Exercise objective:
Pull out each line of the records holding the string "from".

Input for this task:
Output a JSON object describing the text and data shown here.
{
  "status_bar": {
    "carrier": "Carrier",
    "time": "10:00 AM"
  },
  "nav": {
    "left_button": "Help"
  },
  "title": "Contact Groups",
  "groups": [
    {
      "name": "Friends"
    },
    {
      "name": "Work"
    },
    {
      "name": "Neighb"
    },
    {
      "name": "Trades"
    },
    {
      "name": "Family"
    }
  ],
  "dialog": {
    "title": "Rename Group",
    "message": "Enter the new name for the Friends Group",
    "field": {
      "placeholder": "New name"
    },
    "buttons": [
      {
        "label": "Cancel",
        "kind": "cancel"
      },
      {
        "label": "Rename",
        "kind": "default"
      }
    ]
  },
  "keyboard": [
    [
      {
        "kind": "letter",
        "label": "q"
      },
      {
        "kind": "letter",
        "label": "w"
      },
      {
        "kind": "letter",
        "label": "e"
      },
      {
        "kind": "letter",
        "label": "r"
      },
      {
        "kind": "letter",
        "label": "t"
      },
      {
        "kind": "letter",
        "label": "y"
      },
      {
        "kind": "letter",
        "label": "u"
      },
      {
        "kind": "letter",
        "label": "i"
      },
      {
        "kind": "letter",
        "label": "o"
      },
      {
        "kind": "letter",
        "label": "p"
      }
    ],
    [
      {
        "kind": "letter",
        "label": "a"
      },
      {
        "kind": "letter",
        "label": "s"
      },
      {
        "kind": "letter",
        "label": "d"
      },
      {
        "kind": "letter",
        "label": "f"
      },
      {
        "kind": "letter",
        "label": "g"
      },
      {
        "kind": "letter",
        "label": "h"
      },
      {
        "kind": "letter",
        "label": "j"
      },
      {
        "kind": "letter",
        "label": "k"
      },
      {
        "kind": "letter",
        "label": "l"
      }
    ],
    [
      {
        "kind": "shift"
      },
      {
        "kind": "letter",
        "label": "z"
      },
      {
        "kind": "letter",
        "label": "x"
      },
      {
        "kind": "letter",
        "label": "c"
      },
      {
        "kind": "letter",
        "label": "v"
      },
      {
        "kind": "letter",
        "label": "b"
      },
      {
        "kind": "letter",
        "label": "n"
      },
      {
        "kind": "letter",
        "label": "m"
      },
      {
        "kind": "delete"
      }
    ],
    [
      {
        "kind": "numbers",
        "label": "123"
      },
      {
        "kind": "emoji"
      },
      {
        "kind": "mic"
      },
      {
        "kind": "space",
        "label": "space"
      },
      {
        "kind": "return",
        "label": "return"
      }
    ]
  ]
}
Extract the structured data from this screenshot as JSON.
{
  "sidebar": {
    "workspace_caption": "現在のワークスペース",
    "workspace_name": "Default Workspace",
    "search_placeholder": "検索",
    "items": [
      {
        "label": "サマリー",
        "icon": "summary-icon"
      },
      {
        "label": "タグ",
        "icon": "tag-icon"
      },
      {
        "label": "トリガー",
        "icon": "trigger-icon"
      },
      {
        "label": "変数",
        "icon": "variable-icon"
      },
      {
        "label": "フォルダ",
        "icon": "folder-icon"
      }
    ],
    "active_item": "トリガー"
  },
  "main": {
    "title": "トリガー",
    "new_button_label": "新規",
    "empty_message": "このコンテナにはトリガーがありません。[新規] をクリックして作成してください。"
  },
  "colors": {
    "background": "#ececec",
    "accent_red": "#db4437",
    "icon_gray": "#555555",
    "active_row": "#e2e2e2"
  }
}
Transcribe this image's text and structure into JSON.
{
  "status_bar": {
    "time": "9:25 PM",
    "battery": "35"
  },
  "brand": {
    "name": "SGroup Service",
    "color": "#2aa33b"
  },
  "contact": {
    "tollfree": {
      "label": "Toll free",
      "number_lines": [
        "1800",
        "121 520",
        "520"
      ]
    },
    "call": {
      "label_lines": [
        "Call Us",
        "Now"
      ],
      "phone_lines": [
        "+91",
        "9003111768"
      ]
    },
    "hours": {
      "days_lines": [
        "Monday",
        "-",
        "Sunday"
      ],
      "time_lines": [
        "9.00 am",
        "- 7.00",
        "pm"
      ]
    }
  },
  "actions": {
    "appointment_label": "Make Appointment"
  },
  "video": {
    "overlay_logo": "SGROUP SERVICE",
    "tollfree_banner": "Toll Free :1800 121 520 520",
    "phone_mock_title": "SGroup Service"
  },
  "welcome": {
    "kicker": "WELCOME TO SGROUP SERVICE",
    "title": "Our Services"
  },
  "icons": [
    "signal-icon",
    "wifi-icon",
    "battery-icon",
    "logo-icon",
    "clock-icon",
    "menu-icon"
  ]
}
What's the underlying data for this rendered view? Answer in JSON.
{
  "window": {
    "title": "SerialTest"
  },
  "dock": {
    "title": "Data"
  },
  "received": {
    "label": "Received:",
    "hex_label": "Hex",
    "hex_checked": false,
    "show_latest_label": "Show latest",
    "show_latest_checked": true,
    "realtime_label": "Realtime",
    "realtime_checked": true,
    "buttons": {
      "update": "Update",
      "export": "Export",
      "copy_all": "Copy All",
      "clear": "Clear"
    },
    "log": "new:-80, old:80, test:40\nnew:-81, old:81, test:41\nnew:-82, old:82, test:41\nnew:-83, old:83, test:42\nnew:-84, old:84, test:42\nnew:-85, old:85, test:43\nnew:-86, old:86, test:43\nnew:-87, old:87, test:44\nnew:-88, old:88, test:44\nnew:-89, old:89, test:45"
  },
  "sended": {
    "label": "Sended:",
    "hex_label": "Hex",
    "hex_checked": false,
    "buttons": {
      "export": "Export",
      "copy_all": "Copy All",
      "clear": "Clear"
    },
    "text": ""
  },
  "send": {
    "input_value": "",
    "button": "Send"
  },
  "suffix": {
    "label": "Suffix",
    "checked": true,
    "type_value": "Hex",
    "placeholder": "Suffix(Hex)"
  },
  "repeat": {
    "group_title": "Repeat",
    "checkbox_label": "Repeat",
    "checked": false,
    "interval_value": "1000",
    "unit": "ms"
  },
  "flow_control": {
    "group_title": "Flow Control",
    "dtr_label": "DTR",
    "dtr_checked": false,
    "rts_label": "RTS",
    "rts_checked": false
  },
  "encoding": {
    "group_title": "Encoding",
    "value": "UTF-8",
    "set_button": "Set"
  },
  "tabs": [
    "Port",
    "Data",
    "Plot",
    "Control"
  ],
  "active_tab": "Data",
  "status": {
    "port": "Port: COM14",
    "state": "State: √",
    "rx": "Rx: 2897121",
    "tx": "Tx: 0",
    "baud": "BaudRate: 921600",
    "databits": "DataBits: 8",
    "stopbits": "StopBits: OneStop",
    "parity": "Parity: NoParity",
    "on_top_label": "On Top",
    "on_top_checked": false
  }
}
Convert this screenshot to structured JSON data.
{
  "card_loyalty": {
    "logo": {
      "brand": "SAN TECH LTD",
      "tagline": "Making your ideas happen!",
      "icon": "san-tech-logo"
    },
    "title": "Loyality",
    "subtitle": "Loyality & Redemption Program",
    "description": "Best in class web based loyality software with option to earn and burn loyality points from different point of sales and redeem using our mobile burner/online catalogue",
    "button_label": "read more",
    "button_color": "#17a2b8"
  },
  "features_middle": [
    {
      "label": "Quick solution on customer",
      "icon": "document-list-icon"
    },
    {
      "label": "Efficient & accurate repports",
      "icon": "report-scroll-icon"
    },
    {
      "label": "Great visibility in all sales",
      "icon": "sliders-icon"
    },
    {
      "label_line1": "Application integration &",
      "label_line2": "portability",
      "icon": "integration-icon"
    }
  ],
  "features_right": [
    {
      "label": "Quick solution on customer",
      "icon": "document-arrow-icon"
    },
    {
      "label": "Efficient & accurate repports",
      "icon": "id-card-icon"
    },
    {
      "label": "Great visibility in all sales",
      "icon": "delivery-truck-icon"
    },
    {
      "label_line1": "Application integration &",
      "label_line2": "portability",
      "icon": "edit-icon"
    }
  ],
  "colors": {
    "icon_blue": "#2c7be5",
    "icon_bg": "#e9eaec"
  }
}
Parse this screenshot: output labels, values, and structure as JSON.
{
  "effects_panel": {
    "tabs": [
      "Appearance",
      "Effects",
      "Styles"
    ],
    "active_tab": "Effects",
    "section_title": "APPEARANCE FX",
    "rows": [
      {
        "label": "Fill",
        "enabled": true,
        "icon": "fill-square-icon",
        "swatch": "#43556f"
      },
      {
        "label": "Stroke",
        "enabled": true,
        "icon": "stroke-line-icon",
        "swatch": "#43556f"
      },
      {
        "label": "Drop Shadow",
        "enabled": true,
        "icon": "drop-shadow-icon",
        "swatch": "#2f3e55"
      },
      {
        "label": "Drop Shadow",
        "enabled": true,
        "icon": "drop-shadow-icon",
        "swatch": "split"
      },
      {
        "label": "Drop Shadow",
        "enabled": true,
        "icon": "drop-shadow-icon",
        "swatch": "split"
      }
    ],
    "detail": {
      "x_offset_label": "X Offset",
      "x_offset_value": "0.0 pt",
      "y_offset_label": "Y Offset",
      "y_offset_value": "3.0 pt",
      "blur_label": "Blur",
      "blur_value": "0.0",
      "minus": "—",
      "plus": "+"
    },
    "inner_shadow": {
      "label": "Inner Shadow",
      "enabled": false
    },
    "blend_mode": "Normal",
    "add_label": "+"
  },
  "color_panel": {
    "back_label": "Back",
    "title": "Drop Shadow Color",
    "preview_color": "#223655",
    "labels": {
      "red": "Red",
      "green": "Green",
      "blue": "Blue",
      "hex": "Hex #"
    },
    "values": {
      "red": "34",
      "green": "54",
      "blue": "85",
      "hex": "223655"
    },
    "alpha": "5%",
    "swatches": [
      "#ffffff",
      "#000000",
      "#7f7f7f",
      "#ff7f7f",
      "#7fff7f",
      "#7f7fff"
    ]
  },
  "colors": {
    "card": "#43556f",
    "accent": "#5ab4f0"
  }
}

Completed exercise:
Extract the structured data from this screenshot as JSON.
    "description": "Best in class web based loyality software with option to earn and burn loyality points from different point of sales and redeem using our mobile burner/online catalogue",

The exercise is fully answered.